Count lines with the string "Strand" in them. State the number alone.

++++ Data for this exercise

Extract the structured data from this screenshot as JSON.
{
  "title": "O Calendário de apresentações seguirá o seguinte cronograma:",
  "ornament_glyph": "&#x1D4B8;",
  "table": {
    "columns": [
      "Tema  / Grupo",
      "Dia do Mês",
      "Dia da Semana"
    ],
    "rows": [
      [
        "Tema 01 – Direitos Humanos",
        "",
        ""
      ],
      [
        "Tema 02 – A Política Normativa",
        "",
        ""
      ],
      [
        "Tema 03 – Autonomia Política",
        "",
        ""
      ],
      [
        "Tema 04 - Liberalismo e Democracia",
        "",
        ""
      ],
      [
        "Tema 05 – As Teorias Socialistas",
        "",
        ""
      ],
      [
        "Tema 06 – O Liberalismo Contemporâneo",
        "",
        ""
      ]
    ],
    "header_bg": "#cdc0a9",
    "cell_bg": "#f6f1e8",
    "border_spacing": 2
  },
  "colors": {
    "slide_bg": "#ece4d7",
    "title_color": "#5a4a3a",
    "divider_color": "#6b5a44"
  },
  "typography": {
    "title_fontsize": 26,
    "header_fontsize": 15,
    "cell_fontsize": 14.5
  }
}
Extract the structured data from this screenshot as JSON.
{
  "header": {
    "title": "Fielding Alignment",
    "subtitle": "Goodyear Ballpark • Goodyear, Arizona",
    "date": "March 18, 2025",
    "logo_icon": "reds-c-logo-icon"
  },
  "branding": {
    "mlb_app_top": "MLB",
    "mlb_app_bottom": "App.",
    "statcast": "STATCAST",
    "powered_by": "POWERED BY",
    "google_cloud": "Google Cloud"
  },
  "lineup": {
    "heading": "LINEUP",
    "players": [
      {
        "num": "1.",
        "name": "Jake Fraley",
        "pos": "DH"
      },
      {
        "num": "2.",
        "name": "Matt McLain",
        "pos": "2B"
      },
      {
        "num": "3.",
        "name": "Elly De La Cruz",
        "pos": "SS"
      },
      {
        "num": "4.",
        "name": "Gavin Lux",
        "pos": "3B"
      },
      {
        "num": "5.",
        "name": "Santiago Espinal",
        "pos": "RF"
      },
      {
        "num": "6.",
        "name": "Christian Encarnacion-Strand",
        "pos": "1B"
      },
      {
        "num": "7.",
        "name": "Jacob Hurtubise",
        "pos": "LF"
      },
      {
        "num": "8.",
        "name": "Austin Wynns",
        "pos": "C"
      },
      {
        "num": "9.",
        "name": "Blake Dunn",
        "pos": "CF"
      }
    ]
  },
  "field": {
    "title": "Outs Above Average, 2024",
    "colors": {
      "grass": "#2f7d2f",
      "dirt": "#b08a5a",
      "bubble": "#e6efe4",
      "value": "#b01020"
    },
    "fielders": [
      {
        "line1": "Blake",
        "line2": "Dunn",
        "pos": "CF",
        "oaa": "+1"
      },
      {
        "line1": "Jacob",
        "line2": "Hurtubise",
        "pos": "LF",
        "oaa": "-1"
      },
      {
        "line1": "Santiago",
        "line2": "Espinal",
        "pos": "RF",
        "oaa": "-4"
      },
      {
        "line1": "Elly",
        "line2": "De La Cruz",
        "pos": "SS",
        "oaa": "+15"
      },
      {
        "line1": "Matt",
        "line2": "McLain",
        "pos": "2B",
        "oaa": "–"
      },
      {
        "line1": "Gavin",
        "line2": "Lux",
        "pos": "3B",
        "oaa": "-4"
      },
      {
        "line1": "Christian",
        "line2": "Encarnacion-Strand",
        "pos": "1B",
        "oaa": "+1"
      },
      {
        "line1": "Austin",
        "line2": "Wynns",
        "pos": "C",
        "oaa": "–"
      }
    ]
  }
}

++++++++

Correct answer:
2